**AIM**: Make an exact copy of the lines, leaving the pictures out.

****

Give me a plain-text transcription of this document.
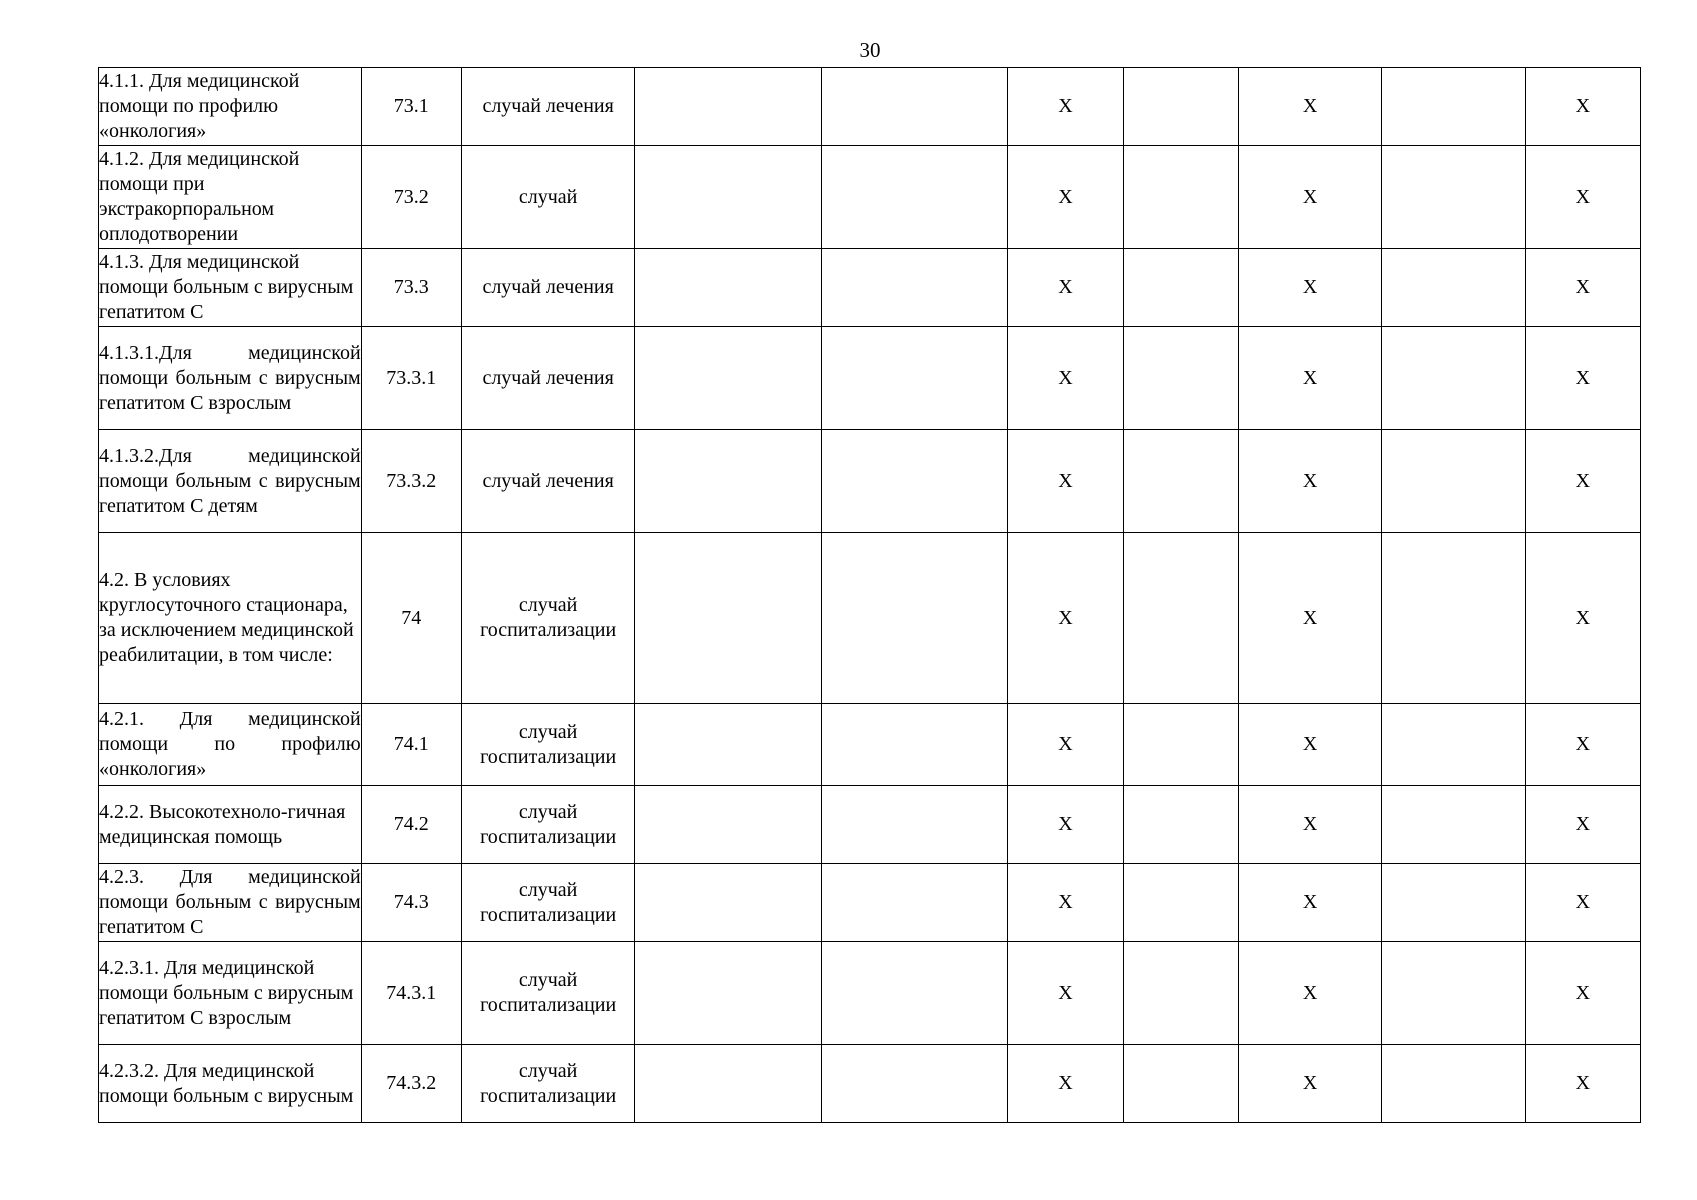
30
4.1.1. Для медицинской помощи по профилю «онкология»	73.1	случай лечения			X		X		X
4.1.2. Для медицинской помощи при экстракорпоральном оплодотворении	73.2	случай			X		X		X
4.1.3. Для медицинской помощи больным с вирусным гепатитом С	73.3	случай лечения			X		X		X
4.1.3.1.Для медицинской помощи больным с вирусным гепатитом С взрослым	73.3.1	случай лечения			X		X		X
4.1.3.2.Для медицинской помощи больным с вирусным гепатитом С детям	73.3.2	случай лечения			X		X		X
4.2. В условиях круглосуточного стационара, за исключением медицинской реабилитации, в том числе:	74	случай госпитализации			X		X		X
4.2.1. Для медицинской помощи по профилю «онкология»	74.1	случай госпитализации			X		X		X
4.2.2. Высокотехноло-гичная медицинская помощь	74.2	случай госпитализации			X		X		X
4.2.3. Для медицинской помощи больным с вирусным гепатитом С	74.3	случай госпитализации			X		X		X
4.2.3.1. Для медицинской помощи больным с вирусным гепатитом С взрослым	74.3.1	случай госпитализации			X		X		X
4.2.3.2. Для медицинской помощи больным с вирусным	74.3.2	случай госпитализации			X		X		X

****

**FULL SOLUTION**:
Give me a plain-text transcription of this document.
30
4.1.1. Для медицинской помощи по профилю «онкология»	73.1	случай лечения			X		X		X
4.1.2. Для медицинской помощи при экстракорпоральном оплодотворении	73.2	случай			X		X		X
4.1.3. Для медицинской помощи больным с вирусным гепатитом С	73.3	случай лечения			X		X		X
4.1.3.1.Для медицинской помощи больным с вирусным гепатитом С взрослым	73.3.1	случай лечения			X		X		X
4.1.3.2.Для медицинской помощи больным с вирусным гепатитом С детям	73.3.2	случай лечения			X		X		X
4.2. В условиях круглосуточного стационара, за исключением медицинской реабилитации, в том числе:	74	случай госпитализации			X		X		X
4.2.1. Для медицинской помощи по профилю «онкология»	74.1	случай госпитализации			X		X		X
4.2.2. Высокотехноло-гичная медицинская помощь	74.2	случай госпитализации			X		X		X
4.2.3. Для медицинской помощи больным с вирусным гепатитом С	74.3	случай госпитализации			X		X		X
4.2.3.1. Для медицинской помощи больным с вирусным гепатитом С взрослым	74.3.1	случай госпитализации			X		X		X
4.2.3.2. Для медицинской помощи больным с вирусным	74.3.2	случай госпитализации			X		X		X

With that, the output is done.